## [Job]
From the line containing "Convert this screenshot" through the last line of the material, copy every line exactly, both ends inclusive; do not copy pictures.

## [Information given]
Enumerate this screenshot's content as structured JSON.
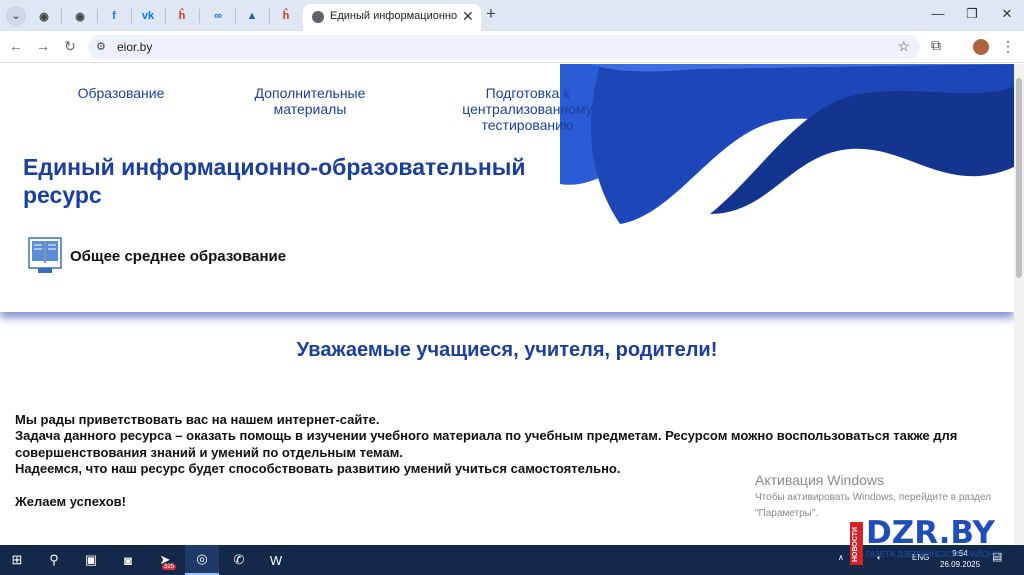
{
  "browser": {
    "tab_title": "Единый информационно-обр",
    "url": "eior.by",
    "pinned_tabs": [
      {
        "icon": "globe-icon",
        "glyph": "◉",
        "color": "#444444"
      },
      {
        "icon": "globe-icon",
        "glyph": "◉",
        "color": "#444444"
      },
      {
        "icon": "facebook-icon",
        "glyph": "f",
        "color": "#1877f2"
      },
      {
        "icon": "vk-icon",
        "glyph": "vk",
        "color": "#0077ff"
      },
      {
        "icon": "h-icon",
        "glyph": "ĥ",
        "color": "#c0392b"
      },
      {
        "icon": "infinity-icon",
        "glyph": "∞",
        "color": "#1a73e8"
      },
      {
        "icon": "mountain-icon",
        "glyph": "▲",
        "color": "#2b5ea7"
      },
      {
        "icon": "h-icon",
        "glyph": "ĥ",
        "color": "#c0392b"
      }
    ]
  },
  "site": {
    "nav": [
      {
        "label": "Образование"
      },
      {
        "label": "Дополнительные\nматериалы"
      },
      {
        "label": "Подготовка к\nцентрализованному\nтестированию"
      }
    ],
    "title": "Единый информационно-образовательный ресурс",
    "section_label": "Общее среднее образование",
    "greeting": "Уважаемые учащиеся, учителя, родители!",
    "body_lines": [
      "Мы рады приветствовать вас на нашем интернет-сайте.",
      "Задача данного ресурса – оказать помощь в изучении учебного материала по учебным предметам. Ресурсом можно воспользоваться также для совершенствования знаний и умений по отдельным темам.",
      "Надеемся, что наш ресурс будет способствовать развитию умений учиться самостоятельно."
    ],
    "wish": "Желаем успехов!",
    "brand_color": "#1b3fa0"
  },
  "windows_activation": {
    "title": "Активация Windows",
    "text": "Чтобы активировать Windows, перейдите в раздел \"Параметры\"."
  },
  "taskbar": {
    "items": [
      {
        "icon": "windows-start-icon",
        "glyph": "⊞"
      },
      {
        "icon": "search-icon",
        "glyph": "⚲"
      },
      {
        "icon": "task-view-icon",
        "glyph": "▣"
      },
      {
        "icon": "camera-icon",
        "glyph": "◙"
      },
      {
        "icon": "telegram-icon",
        "glyph": "➤"
      },
      {
        "icon": "chrome-icon",
        "glyph": "◎"
      },
      {
        "icon": "viber-icon",
        "glyph": "✆"
      },
      {
        "icon": "word-icon",
        "glyph": "W"
      }
    ],
    "telegram_badge": "325",
    "language": "ENG",
    "time": "9:54",
    "date": "26.09.2025"
  },
  "watermark": {
    "logo": "DZR.BY",
    "tag": "НОВОСТИ",
    "sub": "ГАЗЕТА ДЗЕРЖИНСКОГО РАЙОНА"
  }
}
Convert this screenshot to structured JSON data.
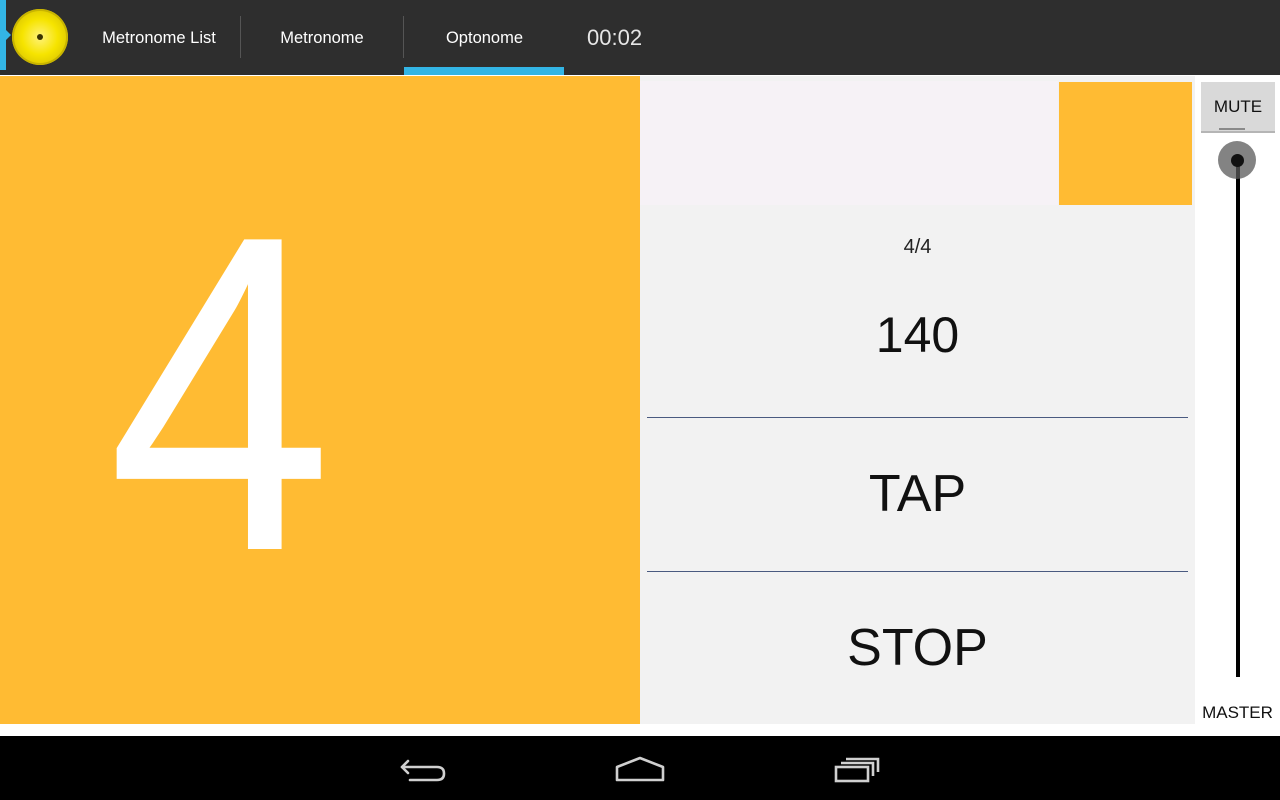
{
  "tabs": [
    {
      "label": "Metronome List",
      "selected": false
    },
    {
      "label": "Metronome",
      "selected": false
    },
    {
      "label": "Optonome",
      "selected": true
    }
  ],
  "timer": "00:02",
  "beat": {
    "current": "4"
  },
  "controls": {
    "time_signature": "4/4",
    "tempo": "140",
    "tap_label": "TAP",
    "stop_label": "STOP"
  },
  "master": {
    "mute_label": "MUTE",
    "label": "MASTER",
    "volume_level": 1.0
  },
  "icons": {
    "app_logo": "cymbal-logo-icon",
    "nav_back": "back-arrow-icon",
    "nav_home": "home-icon",
    "nav_recent": "recent-apps-icon"
  },
  "colors": {
    "accent": "#33b5e5",
    "beat_color": "#ffbb33",
    "action_bar": "#2e2e2e"
  }
}
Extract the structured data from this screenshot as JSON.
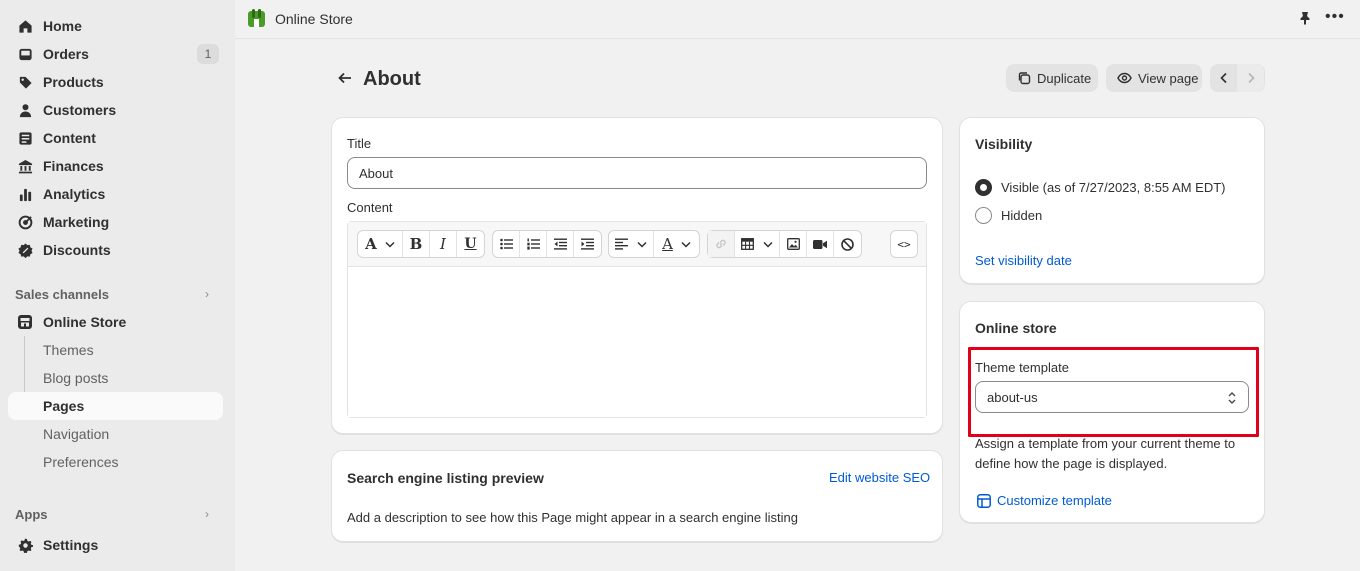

## [Result of this exercise]
Convert this screenshot to structured JSON data.
{
  "tabs": [
    {
      "label": "Metronome List",
      "selected": false
    },
    {
      "label": "Metronome",
      "selected": false
    },
    {
      "label": "Optonome",
      "selected": true
    }
  ],
  "timer": "00:02",
  "beat": {
    "current": "4"
  },
  "controls": {
    "time_signature": "4/4",
    "tempo": "140",
    "tap_label": "TAP",
    "stop_label": "STOP"
  },
  "master": {
    "mute_label": "MUTE",
    "label": "MASTER",
    "volume_level": 1.0
  },
  "icons": {
    "app_logo": "cymbal-logo-icon",
    "nav_back": "back-arrow-icon",
    "nav_home": "home-icon",
    "nav_recent": "recent-apps-icon"
  },
  "colors": {
    "accent": "#33b5e5",
    "beat_color": "#ffbb33",
    "action_bar": "#2e2e2e"
  }
}
Extract the structured data from this screenshot as JSON.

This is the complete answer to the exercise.